[Collection entries]
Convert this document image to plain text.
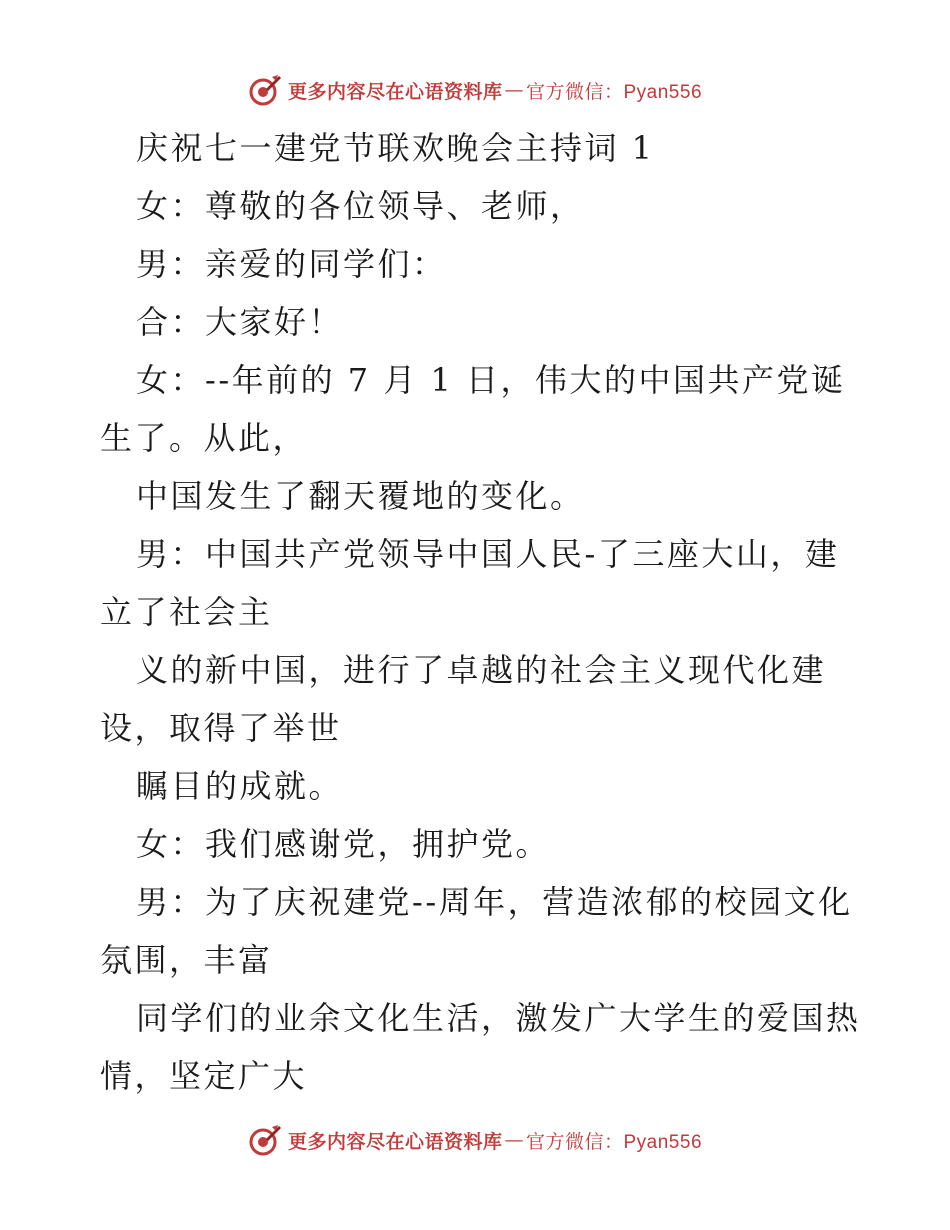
更多内容尽在心语资料库 — 官方微信：Pyan556
庆祝七一建党节联欢晚会主持词 1
女：尊敬的各位领导、老师，
男：亲爱的同学们：
合：大家好！
女：--年前的 7 月 1 日，伟大的中国共产党诞
生了。从此，
中国发生了翻天覆地的变化。
男：中国共产党领导中国人民-了三座大山，建
立了社会主
义的新中国，进行了卓越的社会主义现代化建
设，取得了举世
瞩目的成就。
女：我们感谢党，拥护党。
男：为了庆祝建党--周年，营造浓郁的校园文化
氛围，丰富
同学们的业余文化生活，激发广大学生的爱国热
情，坚定广大
更多内容尽在心语资料库 — 官方微信：Pyan556
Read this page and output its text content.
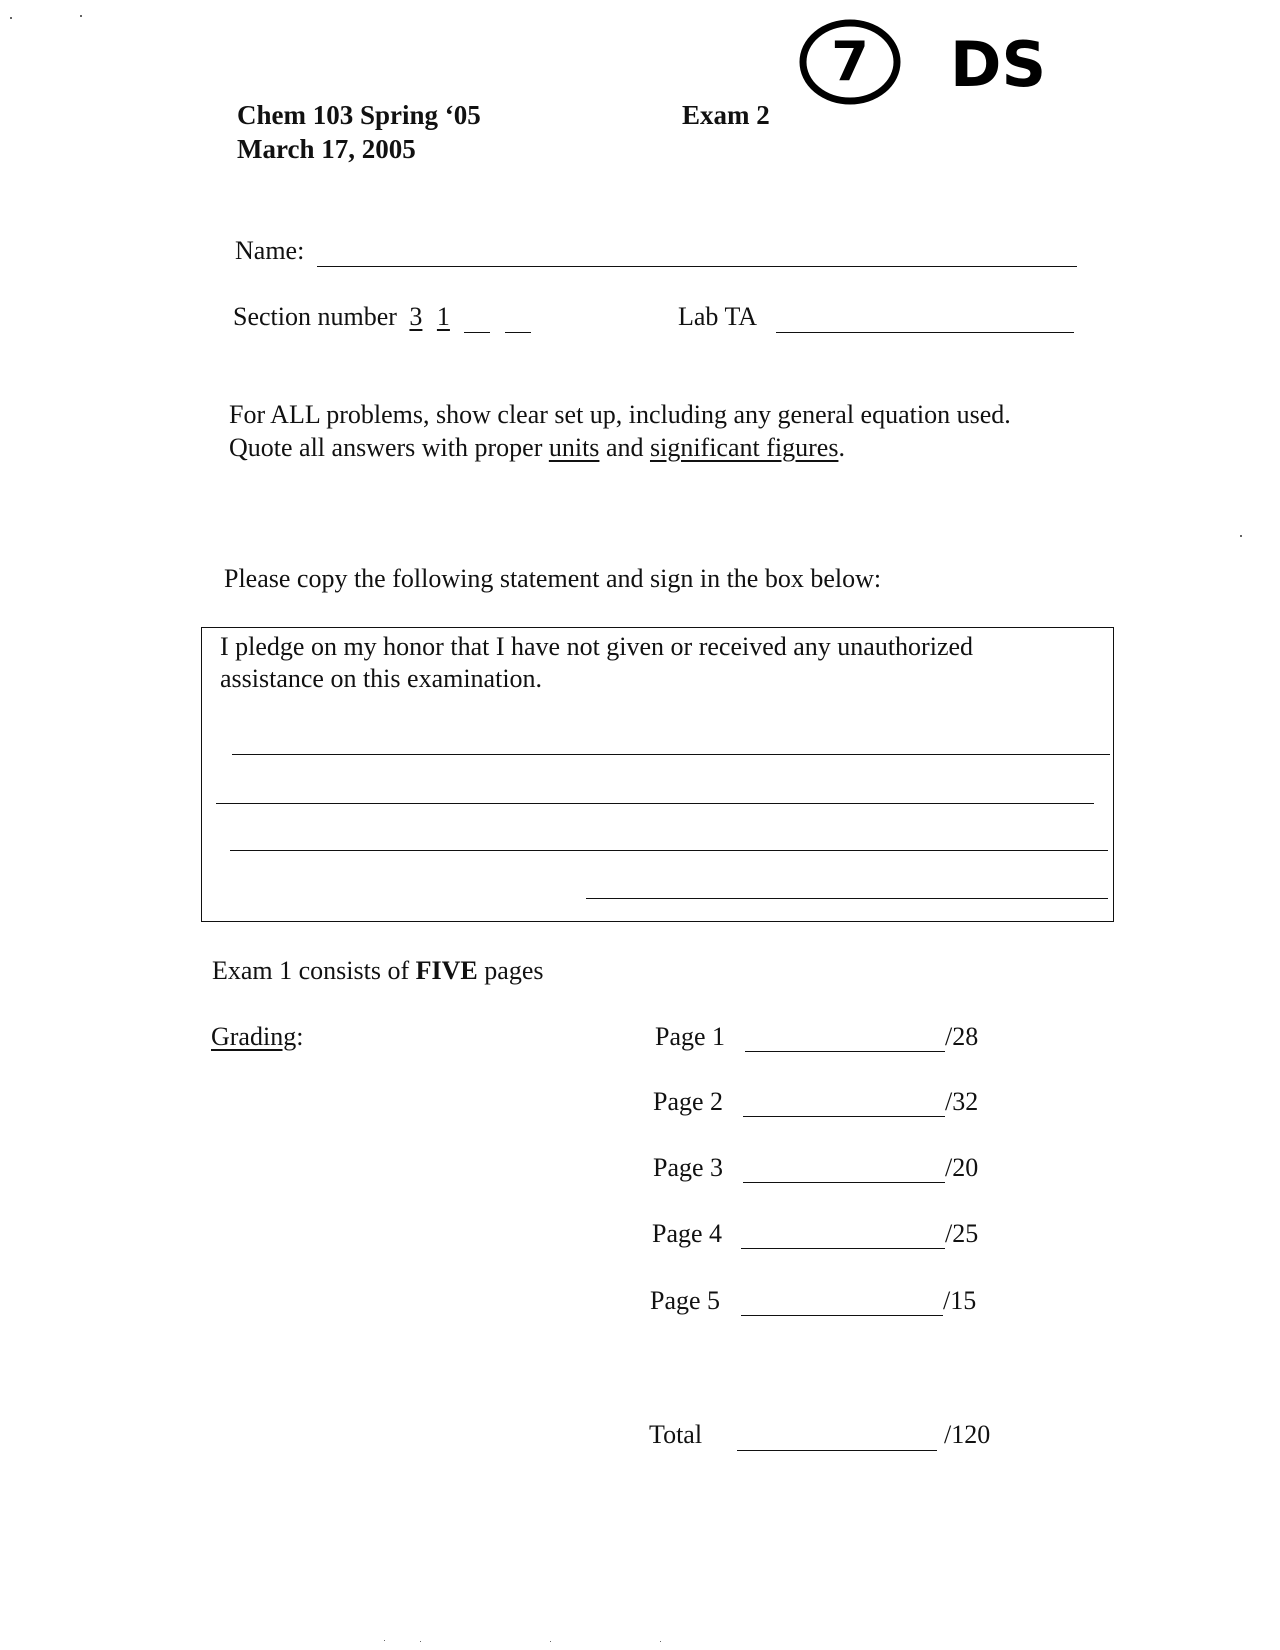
Chem 103 Spring ‘05
March 17, 2005
Exam 2
7 DS
Name:
Section number 3 1	Lab TA
For ALL problems, show clear set up, including any general equation used.
Quote all answers with proper units and significant figures.
Please copy the following statement and sign in the box below:
I pledge on my honor that I have not given or received any unauthorized
assistance on this examination.
Exam 1 consists of FIVE pages
Grading:	Page 1	/28
Page 2	/32
Page 3	/20
Page 4	/25
Page 5	/15
Total	/120
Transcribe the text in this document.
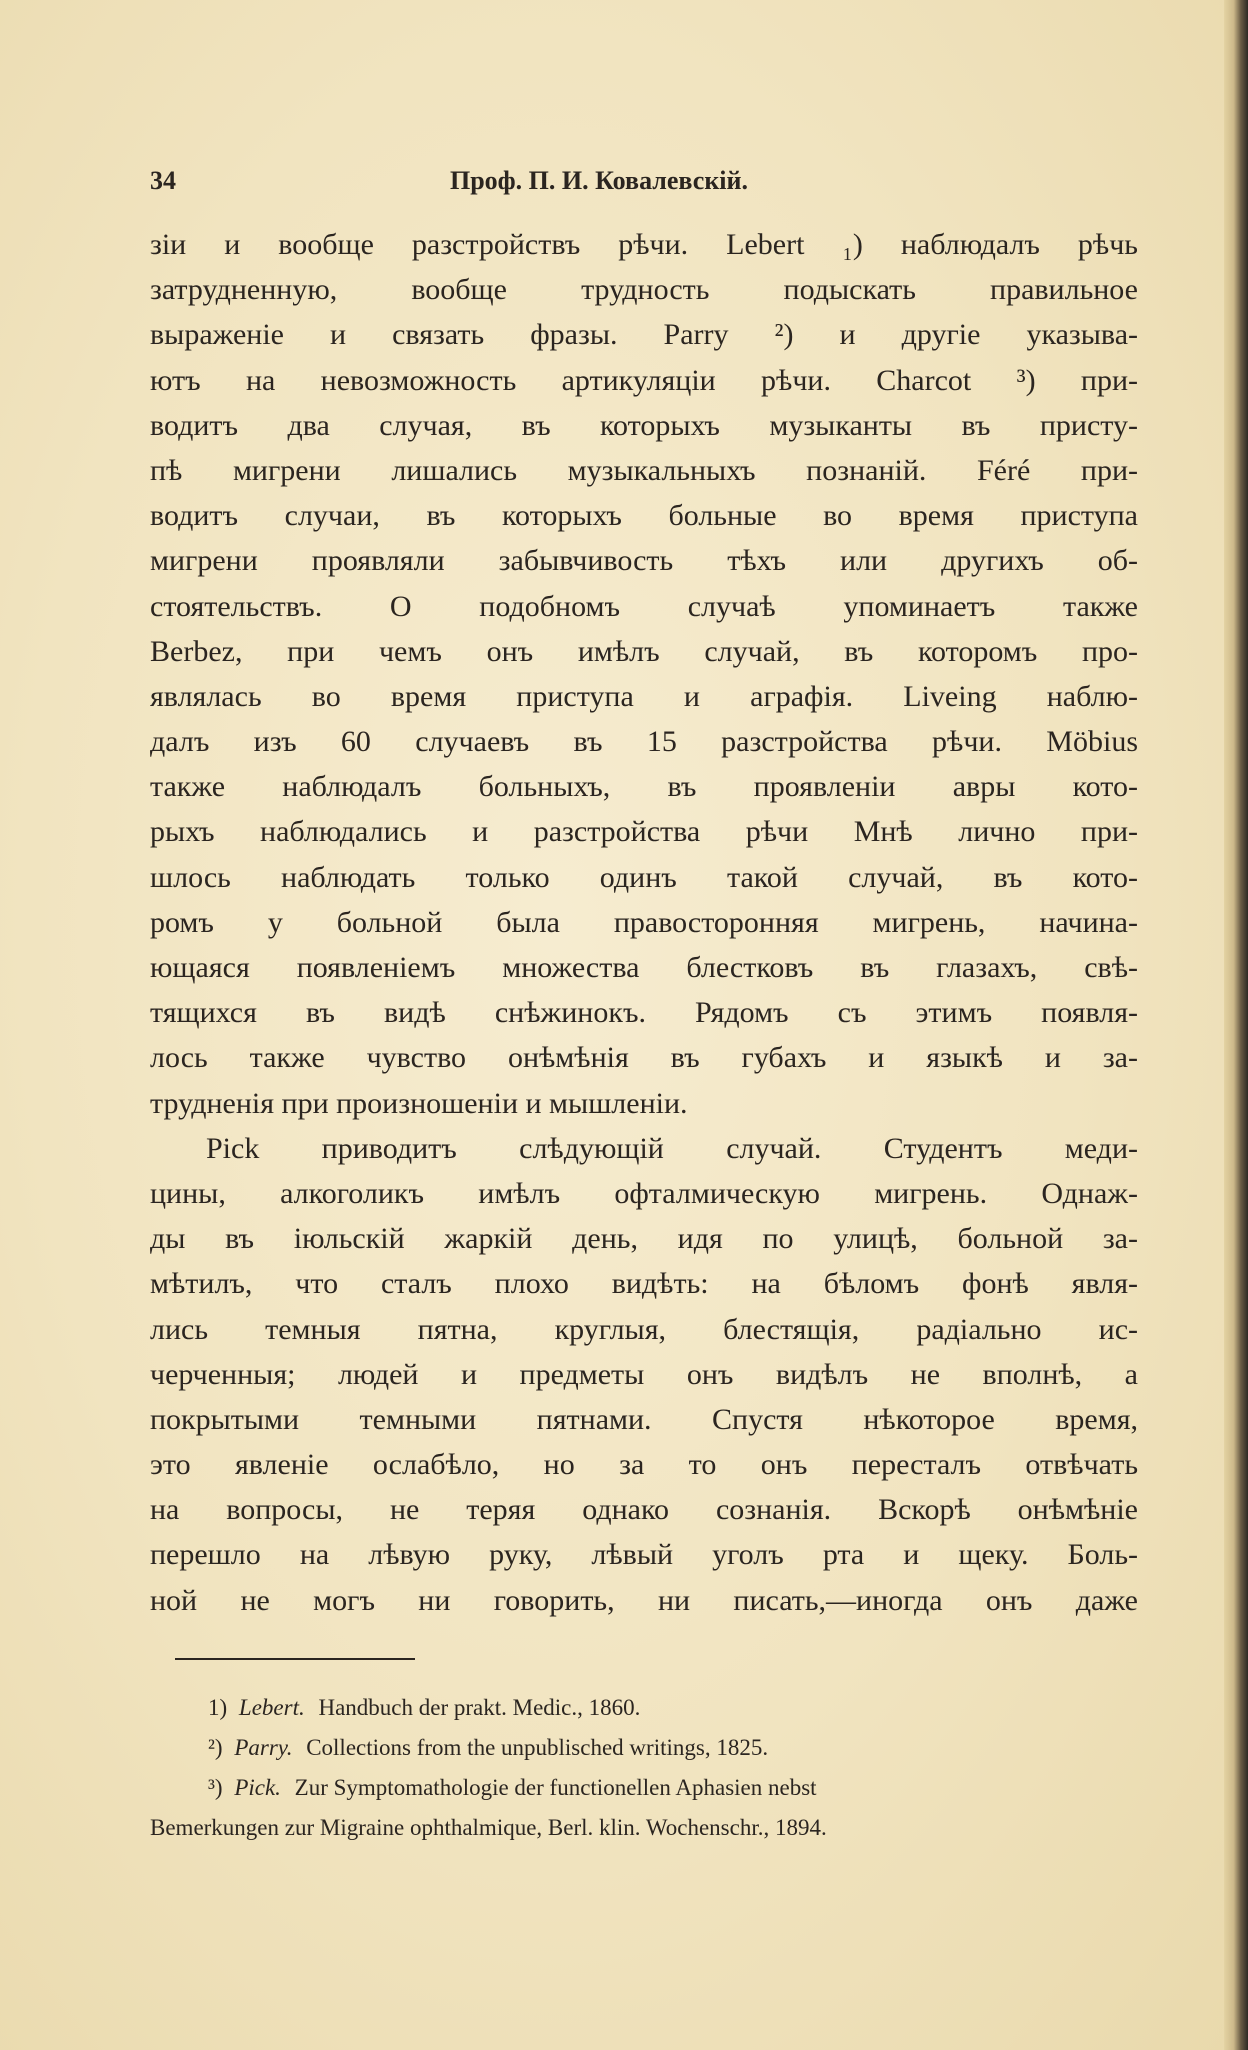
34	Проф. П. И. Ковалевскій.
зіи и вообще разстройствъ рѣчи. Lebert ₁) наблюдалъ рѣчь
затрудненную, вообще трудность подыскать правильное
выраженіе и связать фразы. Parry ²) и другіе указыва-
ютъ на невозможность артикуляціи рѣчи. Charcot ³) при-
водитъ два случая, въ которыхъ музыканты въ присту-
пѣ мигрени лишались музыкальныхъ познаній. Féré при-
водитъ случаи, въ которыхъ больные во время приступа
мигрени проявляли забывчивость тѣхъ или другихъ об-
стоятельствъ. О подобномъ случаѣ упоминаетъ также
Berbez, при чемъ онъ имѣлъ случай, въ которомъ про-
являлась во время приступа и аграфія. Liveing наблю-
далъ изъ 60 случаевъ въ 15 разстройства рѣчи. Möbius
также наблюдалъ больныхъ, въ проявленіи авры кото-
рыхъ наблюдались и разстройства рѣчи Мнѣ лично при-
шлось наблюдать только одинъ такой случай, въ кото-
ромъ у больной была правосторонняя мигрень, начина-
ющаяся появленіемъ множества блестковъ въ глазахъ, свѣ-
тящихся въ видѣ снѣжинокъ. Рядомъ съ этимъ появля-
лось также чувство онѣмѣнія въ губахъ и языкѣ и за-
трудненія при произношеніи и мышленіи.
Pick приводитъ слѣдующій случай. Студентъ меди-
цины, алкоголикъ имѣлъ офталмическую мигрень. Однаж-
ды въ іюльскій жаркій день, идя по улицѣ, больной за-
мѣтилъ, что сталъ плохо видѣть: на бѣломъ фонѣ явля-
лись темныя пятна, круглыя, блестящія, радіально ис-
черченныя; людей и предметы онъ видѣлъ не вполнѣ, а
покрытыми темными пятнами. Спустя нѣкоторое время,
это явленіе ослабѣло, но за то онъ пересталъ отвѣчать
на вопросы, не теряя однако сознанія. Вскорѣ онѣмѣніе
перешло на лѣвую руку, лѣвый уголъ рта и щеку. Боль-
ной не могъ ни говорить, ни писать,—иногда онъ даже
1) Lebert. Handbuch der prakt. Medic., 1860.
²) Parry. Collections from the unpublisched writings, 1825.
³) Pick. Zur Symptomathologie der functionellen Aphasien nebst
Bemerkungen zur Migraine ophthalmique, Berl. klin. Wochenschr., 1894.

Requirements -> All of the lines above should be retyped precisely, apart from the pictures.

Written reply ->
Convert this document image to plain text.
更多内容尽在心语资料库 — 官方微信：Pyan556
庆祝七一建党节联欢晚会主持词 1
女：尊敬的各位领导、老师，
男：亲爱的同学们：
合：大家好！
女：--年前的 7 月 1 日，伟大的中国共产党诞
生了。从此，
中国发生了翻天覆地的变化。
男：中国共产党领导中国人民-了三座大山，建
立了社会主
义的新中国，进行了卓越的社会主义现代化建
设，取得了举世
瞩目的成就。
女：我们感谢党，拥护党。
男：为了庆祝建党--周年，营造浓郁的校园文化
氛围，丰富
同学们的业余文化生活，激发广大学生的爱国热
情，坚定广大
更多内容尽在心语资料库 — 官方微信：Pyan556
Read this page and output its text content.
Chem 103 Spring ‘05
March 17, 2005
Exam 2
7 DS
Name:
Section number 3 1	Lab TA
For ALL problems, show clear set up, including any general equation used.
Quote all answers with proper units and significant figures.
Please copy the following statement and sign in the box below:
I pledge on my honor that I have not given or received any unauthorized
assistance on this examination.
Exam 1 consists of FIVE pages
Grading:	Page 1	/28
Page 2	/32
Page 3	/20
Page 4	/25
Page 5	/15
Total	/120
Transcribe the text in this document.
34	Проф. П. И. Ковалевскій.
зіи и вообще разстройствъ рѣчи. Lebert ₁) наблюдалъ рѣчь
затрудненную, вообще трудность подыскать правильное
выраженіе и связать фразы. Parry ²) и другіе указыва-
ютъ на невозможность артикуляціи рѣчи. Charcot ³) при-
водитъ два случая, въ которыхъ музыканты въ присту-
пѣ мигрени лишались музыкальныхъ познаній. Féré при-
водитъ случаи, въ которыхъ больные во время приступа
мигрени проявляли забывчивость тѣхъ или другихъ об-
стоятельствъ. О подобномъ случаѣ упоминаетъ также
Berbez, при чемъ онъ имѣлъ случай, въ которомъ про-
являлась во время приступа и аграфія. Liveing наблю-
далъ изъ 60 случаевъ въ 15 разстройства рѣчи. Möbius
также наблюдалъ больныхъ, въ проявленіи авры кото-
рыхъ наблюдались и разстройства рѣчи Мнѣ лично при-
шлось наблюдать только одинъ такой случай, въ кото-
ромъ у больной была правосторонняя мигрень, начина-
ющаяся появленіемъ множества блестковъ въ глазахъ, свѣ-
тящихся въ видѣ снѣжинокъ. Рядомъ съ этимъ появля-
лось также чувство онѣмѣнія въ губахъ и языкѣ и за-
трудненія при произношеніи и мышленіи.
Pick приводитъ слѣдующій случай. Студентъ меди-
цины, алкоголикъ имѣлъ офталмическую мигрень. Однаж-
ды въ іюльскій жаркій день, идя по улицѣ, больной за-
мѣтилъ, что сталъ плохо видѣть: на бѣломъ фонѣ явля-
лись темныя пятна, круглыя, блестящія, радіально ис-
черченныя; людей и предметы онъ видѣлъ не вполнѣ, а
покрытыми темными пятнами. Спустя нѣкоторое время,
это явленіе ослабѣло, но за то онъ пересталъ отвѣчать
на вопросы, не теряя однако сознанія. Вскорѣ онѣмѣніе
перешло на лѣвую руку, лѣвый уголъ рта и щеку. Боль-
ной не могъ ни говорить, ни писать,—иногда онъ даже
1) Lebert. Handbuch der prakt. Medic., 1860.
²) Parry. Collections from the unpublisched writings, 1825.
³) Pick. Zur Symptomathologie der functionellen Aphasien nebst
Bemerkungen zur Migraine ophthalmique, Berl. klin. Wochenschr., 1894.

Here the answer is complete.